* _What to produce_
Write out every entry precisely as given, leaving the pictures out.

* _Supplied records_
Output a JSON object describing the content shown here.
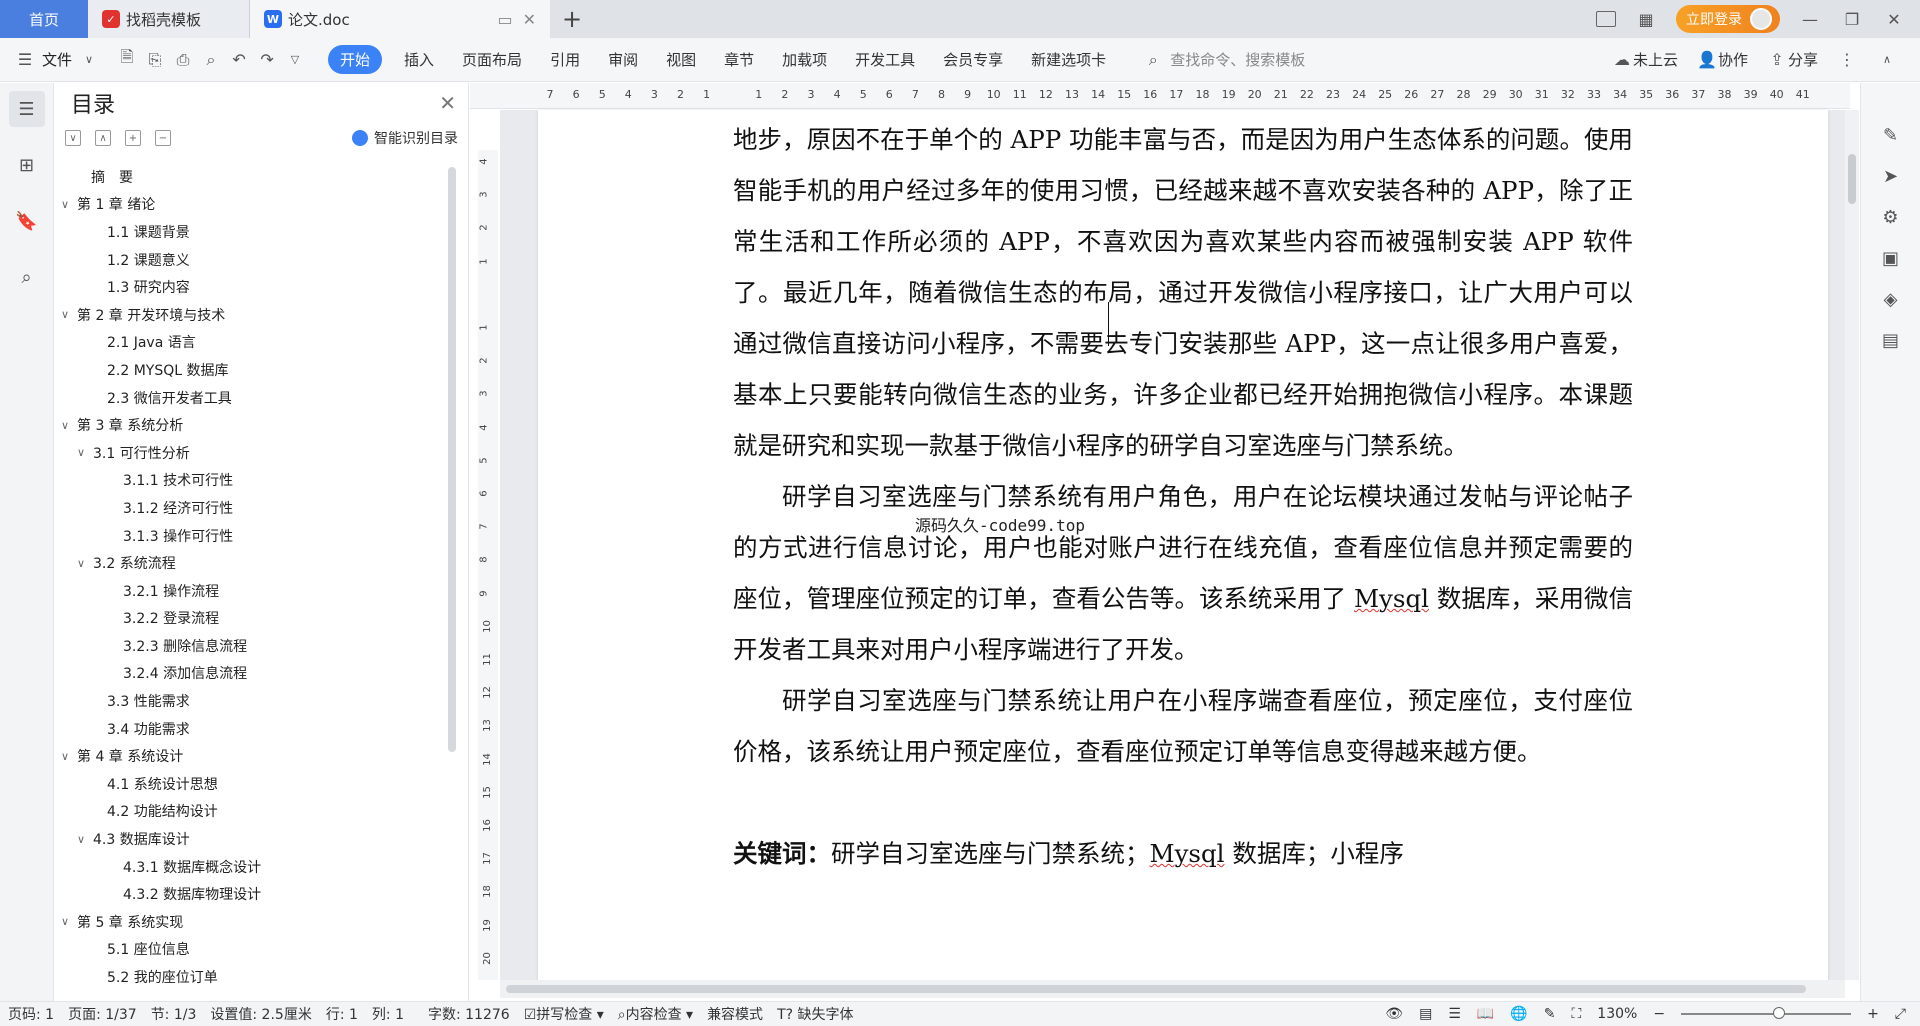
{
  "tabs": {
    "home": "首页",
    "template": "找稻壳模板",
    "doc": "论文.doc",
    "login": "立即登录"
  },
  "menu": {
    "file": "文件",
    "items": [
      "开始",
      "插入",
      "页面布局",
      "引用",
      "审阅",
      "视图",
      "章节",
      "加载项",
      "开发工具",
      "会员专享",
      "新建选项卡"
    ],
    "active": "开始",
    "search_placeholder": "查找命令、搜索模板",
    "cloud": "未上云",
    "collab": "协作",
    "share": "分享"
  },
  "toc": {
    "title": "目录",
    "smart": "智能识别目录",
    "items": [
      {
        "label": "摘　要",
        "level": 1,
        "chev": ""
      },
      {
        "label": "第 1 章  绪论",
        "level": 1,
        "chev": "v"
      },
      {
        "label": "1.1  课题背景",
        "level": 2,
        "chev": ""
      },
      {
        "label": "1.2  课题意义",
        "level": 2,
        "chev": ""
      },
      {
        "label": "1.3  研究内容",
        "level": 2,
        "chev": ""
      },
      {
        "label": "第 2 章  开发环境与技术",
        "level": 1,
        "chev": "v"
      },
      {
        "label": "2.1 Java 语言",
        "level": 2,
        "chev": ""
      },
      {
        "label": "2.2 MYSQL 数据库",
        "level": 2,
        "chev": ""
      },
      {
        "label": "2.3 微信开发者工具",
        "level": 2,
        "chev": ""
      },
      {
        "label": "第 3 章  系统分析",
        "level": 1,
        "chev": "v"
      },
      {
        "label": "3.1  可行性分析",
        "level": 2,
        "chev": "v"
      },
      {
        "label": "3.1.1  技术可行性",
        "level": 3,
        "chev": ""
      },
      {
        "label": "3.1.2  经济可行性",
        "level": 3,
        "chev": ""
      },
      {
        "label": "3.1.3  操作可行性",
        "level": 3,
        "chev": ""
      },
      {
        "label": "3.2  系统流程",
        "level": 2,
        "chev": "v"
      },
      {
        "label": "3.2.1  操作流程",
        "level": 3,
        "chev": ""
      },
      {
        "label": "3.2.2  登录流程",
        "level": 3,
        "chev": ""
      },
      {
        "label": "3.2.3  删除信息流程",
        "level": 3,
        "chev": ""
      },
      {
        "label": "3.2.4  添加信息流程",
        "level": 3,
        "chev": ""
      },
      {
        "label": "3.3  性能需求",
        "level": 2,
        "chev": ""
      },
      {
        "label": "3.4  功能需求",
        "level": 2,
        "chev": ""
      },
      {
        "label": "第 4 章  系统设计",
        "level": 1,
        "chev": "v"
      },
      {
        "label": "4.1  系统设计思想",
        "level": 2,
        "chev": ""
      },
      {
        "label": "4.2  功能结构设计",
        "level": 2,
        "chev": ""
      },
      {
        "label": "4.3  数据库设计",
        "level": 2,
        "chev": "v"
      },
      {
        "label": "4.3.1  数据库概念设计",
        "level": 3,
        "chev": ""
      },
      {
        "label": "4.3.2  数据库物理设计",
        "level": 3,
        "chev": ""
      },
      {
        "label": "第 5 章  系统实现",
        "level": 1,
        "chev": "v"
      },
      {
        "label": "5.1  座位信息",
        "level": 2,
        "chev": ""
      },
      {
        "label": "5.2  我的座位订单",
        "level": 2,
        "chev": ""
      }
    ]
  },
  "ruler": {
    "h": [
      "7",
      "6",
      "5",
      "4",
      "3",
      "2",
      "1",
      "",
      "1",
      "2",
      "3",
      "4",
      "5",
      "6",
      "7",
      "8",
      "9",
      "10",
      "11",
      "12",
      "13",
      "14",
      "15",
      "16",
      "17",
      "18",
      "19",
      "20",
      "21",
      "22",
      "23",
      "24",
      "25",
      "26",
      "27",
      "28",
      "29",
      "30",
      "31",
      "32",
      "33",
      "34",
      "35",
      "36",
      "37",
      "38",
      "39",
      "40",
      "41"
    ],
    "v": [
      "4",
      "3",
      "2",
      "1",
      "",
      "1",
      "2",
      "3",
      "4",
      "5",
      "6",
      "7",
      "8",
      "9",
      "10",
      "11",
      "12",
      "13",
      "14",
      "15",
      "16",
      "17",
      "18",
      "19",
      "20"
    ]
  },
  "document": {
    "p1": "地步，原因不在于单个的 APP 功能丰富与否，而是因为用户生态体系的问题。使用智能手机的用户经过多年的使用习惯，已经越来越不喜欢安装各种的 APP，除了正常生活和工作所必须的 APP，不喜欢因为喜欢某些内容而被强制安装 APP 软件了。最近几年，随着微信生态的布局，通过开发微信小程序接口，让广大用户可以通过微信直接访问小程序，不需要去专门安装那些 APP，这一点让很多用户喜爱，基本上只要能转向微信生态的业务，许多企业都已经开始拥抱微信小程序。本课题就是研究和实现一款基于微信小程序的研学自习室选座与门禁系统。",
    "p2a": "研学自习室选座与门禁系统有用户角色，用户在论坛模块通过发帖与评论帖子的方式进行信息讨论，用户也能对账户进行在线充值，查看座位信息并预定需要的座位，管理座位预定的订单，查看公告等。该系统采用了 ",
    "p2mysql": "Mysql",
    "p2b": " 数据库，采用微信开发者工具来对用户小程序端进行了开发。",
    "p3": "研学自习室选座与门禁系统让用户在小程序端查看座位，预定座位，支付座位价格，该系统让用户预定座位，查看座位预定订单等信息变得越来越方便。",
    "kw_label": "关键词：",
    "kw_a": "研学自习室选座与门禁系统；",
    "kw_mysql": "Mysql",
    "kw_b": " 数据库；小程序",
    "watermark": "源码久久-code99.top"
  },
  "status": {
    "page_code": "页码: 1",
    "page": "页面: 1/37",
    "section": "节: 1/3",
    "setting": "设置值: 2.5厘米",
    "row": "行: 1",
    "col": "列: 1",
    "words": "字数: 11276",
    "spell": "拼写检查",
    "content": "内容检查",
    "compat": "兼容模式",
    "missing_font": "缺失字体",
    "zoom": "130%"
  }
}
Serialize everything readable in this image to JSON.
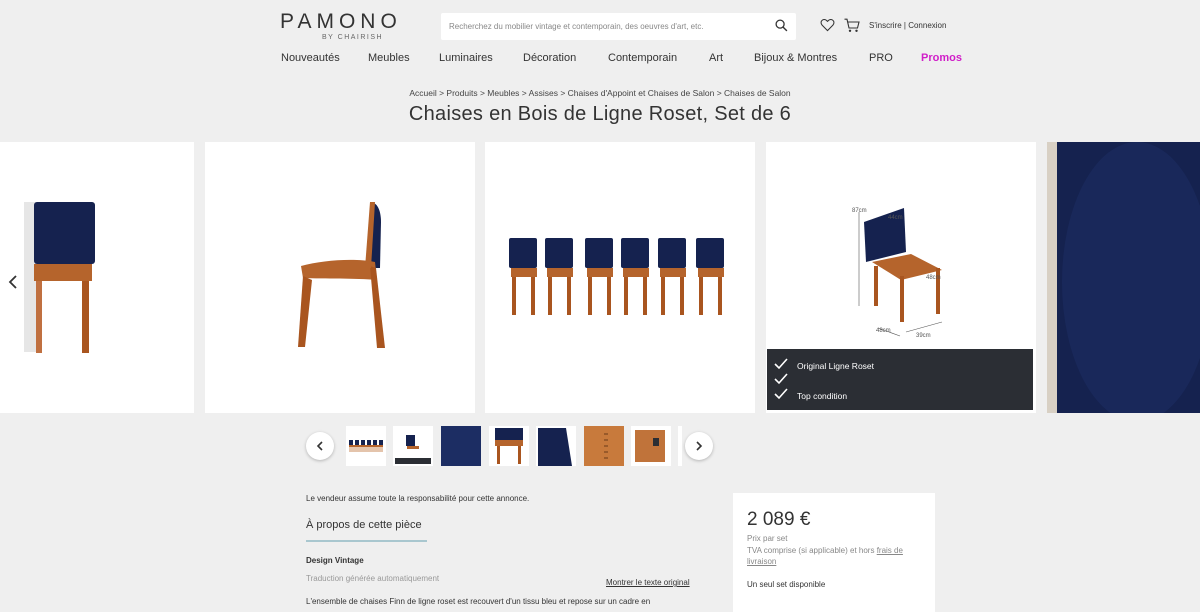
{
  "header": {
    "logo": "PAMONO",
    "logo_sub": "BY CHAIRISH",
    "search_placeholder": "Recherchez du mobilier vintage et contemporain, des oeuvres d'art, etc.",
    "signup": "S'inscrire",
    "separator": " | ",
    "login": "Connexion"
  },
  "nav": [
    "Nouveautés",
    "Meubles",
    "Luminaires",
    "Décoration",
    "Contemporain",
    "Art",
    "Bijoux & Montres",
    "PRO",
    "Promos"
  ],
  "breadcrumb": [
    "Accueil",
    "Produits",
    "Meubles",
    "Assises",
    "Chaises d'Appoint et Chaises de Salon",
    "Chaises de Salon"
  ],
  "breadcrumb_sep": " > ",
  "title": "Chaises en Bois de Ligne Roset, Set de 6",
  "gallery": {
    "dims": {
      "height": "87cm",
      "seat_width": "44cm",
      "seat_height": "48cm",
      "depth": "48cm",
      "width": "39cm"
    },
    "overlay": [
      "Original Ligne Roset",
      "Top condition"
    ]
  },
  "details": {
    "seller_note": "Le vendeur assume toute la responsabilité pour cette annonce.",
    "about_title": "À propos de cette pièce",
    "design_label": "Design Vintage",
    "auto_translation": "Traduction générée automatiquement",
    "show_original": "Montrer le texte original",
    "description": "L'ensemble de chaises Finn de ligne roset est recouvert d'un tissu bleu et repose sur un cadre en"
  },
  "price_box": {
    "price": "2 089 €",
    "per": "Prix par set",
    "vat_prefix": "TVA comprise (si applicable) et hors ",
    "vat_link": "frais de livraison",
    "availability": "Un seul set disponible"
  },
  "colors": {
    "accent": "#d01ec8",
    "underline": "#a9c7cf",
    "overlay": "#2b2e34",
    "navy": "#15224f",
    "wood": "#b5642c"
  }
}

* _Solution to the exercise_
Output a JSON object describing the content shown here.
{
  "tabs": {
    "home": "首页",
    "template": "找稻壳模板",
    "doc": "论文.doc",
    "login": "立即登录"
  },
  "menu": {
    "file": "文件",
    "items": [
      "开始",
      "插入",
      "页面布局",
      "引用",
      "审阅",
      "视图",
      "章节",
      "加载项",
      "开发工具",
      "会员专享",
      "新建选项卡"
    ],
    "active": "开始",
    "search_placeholder": "查找命令、搜索模板",
    "cloud": "未上云",
    "collab": "协作",
    "share": "分享"
  },
  "toc": {
    "title": "目录",
    "smart": "智能识别目录",
    "items": [
      {
        "label": "摘　要",
        "level": 1,
        "chev": ""
      },
      {
        "label": "第 1 章  绪论",
        "level": 1,
        "chev": "v"
      },
      {
        "label": "1.1  课题背景",
        "level": 2,
        "chev": ""
      },
      {
        "label": "1.2  课题意义",
        "level": 2,
        "chev": ""
      },
      {
        "label": "1.3  研究内容",
        "level": 2,
        "chev": ""
      },
      {
        "label": "第 2 章  开发环境与技术",
        "level": 1,
        "chev": "v"
      },
      {
        "label": "2.1 Java 语言",
        "level": 2,
        "chev": ""
      },
      {
        "label": "2.2 MYSQL 数据库",
        "level": 2,
        "chev": ""
      },
      {
        "label": "2.3 微信开发者工具",
        "level": 2,
        "chev": ""
      },
      {
        "label": "第 3 章  系统分析",
        "level": 1,
        "chev": "v"
      },
      {
        "label": "3.1  可行性分析",
        "level": 2,
        "chev": "v"
      },
      {
        "label": "3.1.1  技术可行性",
        "level": 3,
        "chev": ""
      },
      {
        "label": "3.1.2  经济可行性",
        "level": 3,
        "chev": ""
      },
      {
        "label": "3.1.3  操作可行性",
        "level": 3,
        "chev": ""
      },
      {
        "label": "3.2  系统流程",
        "level": 2,
        "chev": "v"
      },
      {
        "label": "3.2.1  操作流程",
        "level": 3,
        "chev": ""
      },
      {
        "label": "3.2.2  登录流程",
        "level": 3,
        "chev": ""
      },
      {
        "label": "3.2.3  删除信息流程",
        "level": 3,
        "chev": ""
      },
      {
        "label": "3.2.4  添加信息流程",
        "level": 3,
        "chev": ""
      },
      {
        "label": "3.3  性能需求",
        "level": 2,
        "chev": ""
      },
      {
        "label": "3.4  功能需求",
        "level": 2,
        "chev": ""
      },
      {
        "label": "第 4 章  系统设计",
        "level": 1,
        "chev": "v"
      },
      {
        "label": "4.1  系统设计思想",
        "level": 2,
        "chev": ""
      },
      {
        "label": "4.2  功能结构设计",
        "level": 2,
        "chev": ""
      },
      {
        "label": "4.3  数据库设计",
        "level": 2,
        "chev": "v"
      },
      {
        "label": "4.3.1  数据库概念设计",
        "level": 3,
        "chev": ""
      },
      {
        "label": "4.3.2  数据库物理设计",
        "level": 3,
        "chev": ""
      },
      {
        "label": "第 5 章  系统实现",
        "level": 1,
        "chev": "v"
      },
      {
        "label": "5.1  座位信息",
        "level": 2,
        "chev": ""
      },
      {
        "label": "5.2  我的座位订单",
        "level": 2,
        "chev": ""
      }
    ]
  },
  "ruler": {
    "h": [
      "7",
      "6",
      "5",
      "4",
      "3",
      "2",
      "1",
      "",
      "1",
      "2",
      "3",
      "4",
      "5",
      "6",
      "7",
      "8",
      "9",
      "10",
      "11",
      "12",
      "13",
      "14",
      "15",
      "16",
      "17",
      "18",
      "19",
      "20",
      "21",
      "22",
      "23",
      "24",
      "25",
      "26",
      "27",
      "28",
      "29",
      "30",
      "31",
      "32",
      "33",
      "34",
      "35",
      "36",
      "37",
      "38",
      "39",
      "40",
      "41"
    ],
    "v": [
      "4",
      "3",
      "2",
      "1",
      "",
      "1",
      "2",
      "3",
      "4",
      "5",
      "6",
      "7",
      "8",
      "9",
      "10",
      "11",
      "12",
      "13",
      "14",
      "15",
      "16",
      "17",
      "18",
      "19",
      "20"
    ]
  },
  "document": {
    "p1": "地步，原因不在于单个的 APP 功能丰富与否，而是因为用户生态体系的问题。使用智能手机的用户经过多年的使用习惯，已经越来越不喜欢安装各种的 APP，除了正常生活和工作所必须的 APP，不喜欢因为喜欢某些内容而被强制安装 APP 软件了。最近几年，随着微信生态的布局，通过开发微信小程序接口，让广大用户可以通过微信直接访问小程序，不需要去专门安装那些 APP，这一点让很多用户喜爱，基本上只要能转向微信生态的业务，许多企业都已经开始拥抱微信小程序。本课题就是研究和实现一款基于微信小程序的研学自习室选座与门禁系统。",
    "p2a": "研学自习室选座与门禁系统有用户角色，用户在论坛模块通过发帖与评论帖子的方式进行信息讨论，用户也能对账户进行在线充值，查看座位信息并预定需要的座位，管理座位预定的订单，查看公告等。该系统采用了 ",
    "p2mysql": "Mysql",
    "p2b": " 数据库，采用微信开发者工具来对用户小程序端进行了开发。",
    "p3": "研学自习室选座与门禁系统让用户在小程序端查看座位，预定座位，支付座位价格，该系统让用户预定座位，查看座位预定订单等信息变得越来越方便。",
    "kw_label": "关键词：",
    "kw_a": "研学自习室选座与门禁系统；",
    "kw_mysql": "Mysql",
    "kw_b": " 数据库；小程序",
    "watermark": "源码久久-code99.top"
  },
  "status": {
    "page_code": "页码: 1",
    "page": "页面: 1/37",
    "section": "节: 1/3",
    "setting": "设置值: 2.5厘米",
    "row": "行: 1",
    "col": "列: 1",
    "words": "字数: 11276",
    "spell": "拼写检查",
    "content": "内容检查",
    "compat": "兼容模式",
    "missing_font": "缺失字体",
    "zoom": "130%"
  }
}
Serialize everything readable in this image to JSON.
{
  "header": {
    "logo": "PAMONO",
    "logo_sub": "BY CHAIRISH",
    "search_placeholder": "Recherchez du mobilier vintage et contemporain, des oeuvres d'art, etc.",
    "signup": "S'inscrire",
    "separator": " | ",
    "login": "Connexion"
  },
  "nav": [
    "Nouveautés",
    "Meubles",
    "Luminaires",
    "Décoration",
    "Contemporain",
    "Art",
    "Bijoux & Montres",
    "PRO",
    "Promos"
  ],
  "breadcrumb": [
    "Accueil",
    "Produits",
    "Meubles",
    "Assises",
    "Chaises d'Appoint et Chaises de Salon",
    "Chaises de Salon"
  ],
  "breadcrumb_sep": " > ",
  "title": "Chaises en Bois de Ligne Roset, Set de 6",
  "gallery": {
    "dims": {
      "height": "87cm",
      "seat_width": "44cm",
      "seat_height": "48cm",
      "depth": "48cm",
      "width": "39cm"
    },
    "overlay": [
      "Original Ligne Roset",
      "Top condition"
    ]
  },
  "details": {
    "seller_note": "Le vendeur assume toute la responsabilité pour cette annonce.",
    "about_title": "À propos de cette pièce",
    "design_label": "Design Vintage",
    "auto_translation": "Traduction générée automatiquement",
    "show_original": "Montrer le texte original",
    "description": "L'ensemble de chaises Finn de ligne roset est recouvert d'un tissu bleu et repose sur un cadre en"
  },
  "price_box": {
    "price": "2 089 €",
    "per": "Prix par set",
    "vat_prefix": "TVA comprise (si applicable) et hors ",
    "vat_link": "frais de livraison",
    "availability": "Un seul set disponible"
  },
  "colors": {
    "accent": "#d01ec8",
    "underline": "#a9c7cf",
    "overlay": "#2b2e34",
    "navy": "#15224f",
    "wood": "#b5642c"
  }
}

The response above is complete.